# Set problem
The entries below need to be written out exactly, with no pictures included.

----- Records provided -----

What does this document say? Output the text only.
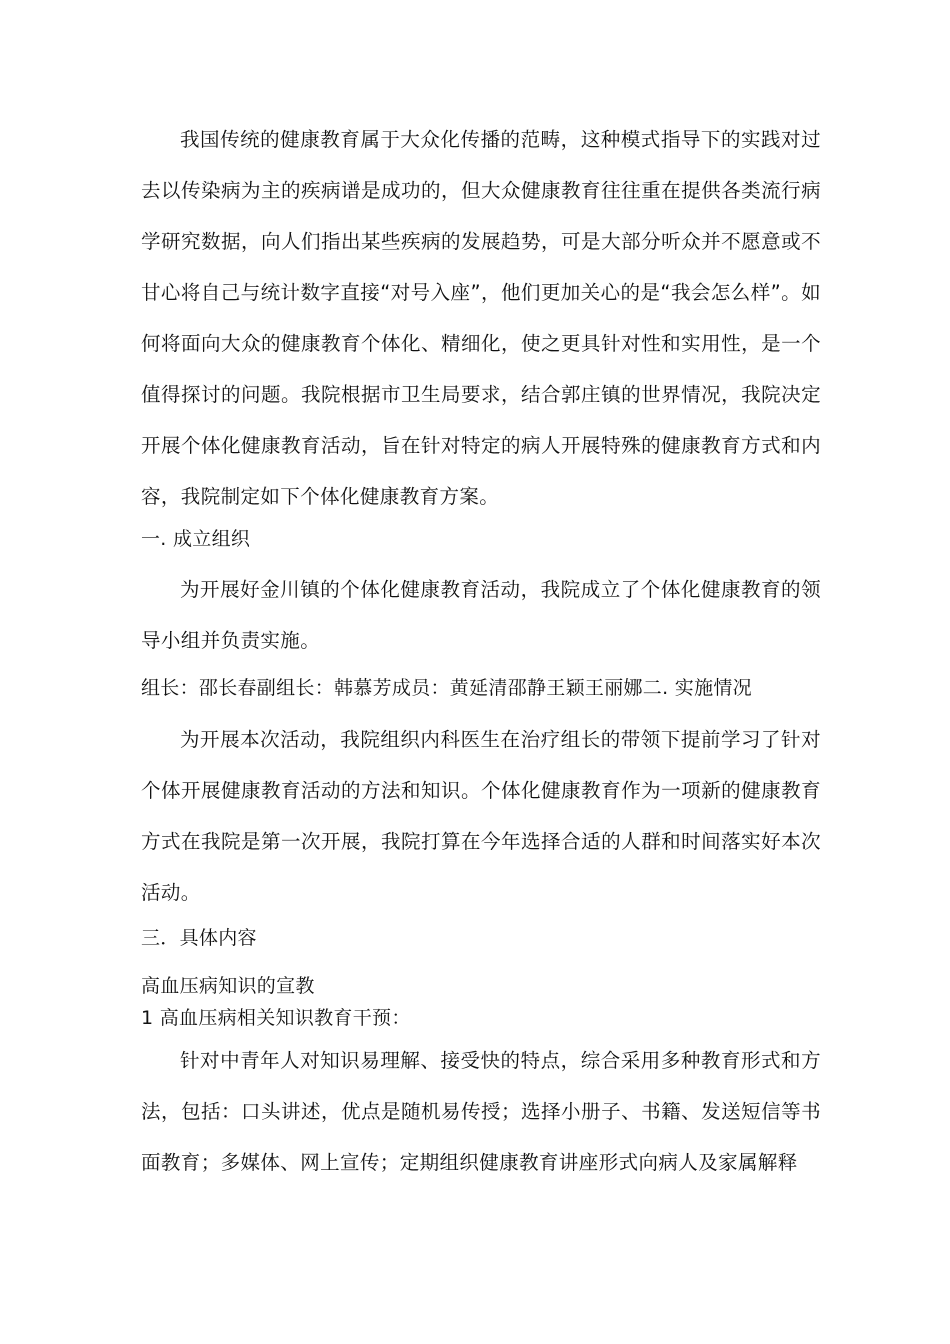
我国传统的健康教育属于大众化传播的范畴，这种模式指导下的实践对过去以传染病为主的疾病谱是成功的，但大众健康教育往往重在提供各类流行病学研究数据，向人们指出某些疾病的发展趋势，可是大部分听众并不愿意或不甘心将自己与统计数字直接“对号入座”，他们更加关心的是“我会怎么样”。如何将面向大众的健康教育个体化、精细化，使之更具针对性和实用性，是一个值得探讨的问题。我院根据市卫生局要求，结合郭庄镇的世界情况，我院决定开展个体化健康教育活动，旨在针对特定的病人开展特殊的健康教育方式和内容，我院制定如下个体化健康教育方案。

一. 成立组织

为开展好金川镇的个体化健康教育活动，我院成立了个体化健康教育的领导小组并负责实施。

组长：邵长春副组长：韩慕芳成员：黄延清邵静王颖王丽娜二. 实施情况

为开展本次活动，我院组织内科医生在治疗组长的带领下提前学习了针对个体开展健康教育活动的方法和知识。个体化健康教育作为一项新的健康教育方式在我院是第一次开展，我院打算在今年选择合适的人群和时间落实好本次活动。

三．具体内容
高血压病知识的宣教
1 高血压病相关知识教育干预：

针对中青年人对知识易理解、接受快的特点，综合采用多种教育形式和方法，包括：口头讲述，优点是随机易传授；选择小册子、书籍、发送短信等书面教育；多媒体、网上宣传；定期组织健康教育讲座形式向病人及家属解释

-----

# Response to this task
What does this document say? Output the text only.
我国传统的健康教育属于大众化传播的范畴，这种模式指导下的实践对过去以传染病为主的疾病谱是成功的，但大众健康教育往往重在提供各类流行病学研究数据，向人们指出某些疾病的发展趋势，可是大部分听众并不愿意或不甘心将自己与统计数字直接“对号入座”，他们更加关心的是“我会怎么样”。如何将面向大众的健康教育个体化、精细化，使之更具针对性和实用性，是一个值得探讨的问题。我院根据市卫生局要求，结合郭庄镇的世界情况，我院决定开展个体化健康教育活动，旨在针对特定的病人开展特殊的健康教育方式和内容，我院制定如下个体化健康教育方案。

一. 成立组织

为开展好金川镇的个体化健康教育活动，我院成立了个体化健康教育的领导小组并负责实施。

组长：邵长春副组长：韩慕芳成员：黄延清邵静王颖王丽娜二. 实施情况

为开展本次活动，我院组织内科医生在治疗组长的带领下提前学习了针对个体开展健康教育活动的方法和知识。个体化健康教育作为一项新的健康教育方式在我院是第一次开展，我院打算在今年选择合适的人群和时间落实好本次活动。

三．具体内容
高血压病知识的宣教
1 高血压病相关知识教育干预：

针对中青年人对知识易理解、接受快的特点，综合采用多种教育形式和方法，包括：口头讲述，优点是随机易传授；选择小册子、书籍、发送短信等书面教育；多媒体、网上宣传；定期组织健康教育讲座形式向病人及家属解释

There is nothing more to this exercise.